Texto do documento:

--- --- ---

Régua diferente: o estranho rigor quando a política tem rosto de mulher

Régua diferente: o estranho rigor quando a política tem rosto de mulher
Relatora da proposta no Senado, Dorinha Seabra defendeu o reconhecimento dos professores da educação infantil como magistério, medida que altera o enquadramento legal de mais de 1,3 milhão de docentes no país.
Fernanda CappellessoPor Fernanda Cappellesso 13 de março de 2026 13

Por Dorinha Seabra

A política tocantinense tem dessas coisas curiosas. Certos assuntos parecem ganhar um peso quase filosófico quando passam pelo nome da senadora Professora Dorinha. Assinou a CPMI do Banco Master? Pronto. O tema vira praticamente um vestibular permanente: a pergunta aparece, reaparece, ganha eco, volta em comentários, rodas de conversa e redes sociais.
O assunto parece ter virado um enigma regional que, aparentemente, só ela teria obrigação de explicar. E sim, ela assinou.

Curiosamente, ninguém parece muito interessado em saber a opinião de outros pré-candidatos ao governo ou mesmo de parlamentares que também disputam cargos importantes. Estranho, não?

A mesma lógica se repete em outros episódios. Quando surgem discussões sobre CPIs envolvendo ministros como Dias Toffoli ou Alexandre de Moraes, novamente o olhar crítico encontra um endereço bem específico. A cobrança aparece, firme e determinada. Mas basta ampliar um pouco o enquadramento da câmera para perceber um detalhe curioso: outros senadores tocantinenses, como Eduardo Gomes ou Irajá, que também ocupam cadeiras no Senado, parecem viver em uma espécie de zona climática diferente. Lá, a pressão atmosférica política é bem mais tranquila. Nenhum interrogatório coletivo, nenhuma cobrança insistente, nenhum tribunal improvisado nas redes.

Talvez seja apenas uma dessas coincidências que acontecem com frequência surpreendente quando mulheres ocupam posições de destaque na política. Quando o protagonismo feminino cresce, cresce também um tipo muito peculiar de vigilância seletiva. A régua muda, o volume da cobrança aumenta e certos episódios passam a ser tratados como prova definitiva de caráter político. Enquanto isso, para muitos homens da mesma arena, o silêncio é confortável e a cobrança parece opcional.

No fim das contas, o debate não revela tanto sobre as CPIs ou sobre decisões parlamentares. Revela muito mais sobre como ainda funciona o filtro com que parte da política olha para quem ousa disputar o poder sendo mulher.

--- --- ---

Dados de origem:
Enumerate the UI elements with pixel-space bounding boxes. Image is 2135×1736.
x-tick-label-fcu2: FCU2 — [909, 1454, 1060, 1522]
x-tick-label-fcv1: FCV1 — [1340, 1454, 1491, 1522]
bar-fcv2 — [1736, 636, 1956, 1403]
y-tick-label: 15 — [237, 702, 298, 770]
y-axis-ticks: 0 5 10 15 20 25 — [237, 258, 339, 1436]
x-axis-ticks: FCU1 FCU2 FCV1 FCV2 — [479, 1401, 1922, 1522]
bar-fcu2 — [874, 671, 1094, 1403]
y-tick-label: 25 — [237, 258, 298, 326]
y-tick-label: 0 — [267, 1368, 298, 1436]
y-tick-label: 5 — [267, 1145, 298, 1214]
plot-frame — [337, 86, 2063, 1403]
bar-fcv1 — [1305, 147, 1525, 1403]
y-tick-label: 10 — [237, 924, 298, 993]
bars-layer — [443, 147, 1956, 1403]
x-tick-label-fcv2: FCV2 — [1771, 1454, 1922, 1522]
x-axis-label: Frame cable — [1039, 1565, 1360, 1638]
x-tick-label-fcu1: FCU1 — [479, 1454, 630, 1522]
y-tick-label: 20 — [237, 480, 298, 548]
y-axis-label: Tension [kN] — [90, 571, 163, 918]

--- --- ---

O que fazer:
Verta para o inglês esta frase do texto sobre a política tocantinense: "Quando o protagonismo feminino cresce, cresce também um tipo muito peculiar de vigilância seletiva."

Resposta:
When women's prominence grows, a very peculiar kind of selective scrutiny grows as well.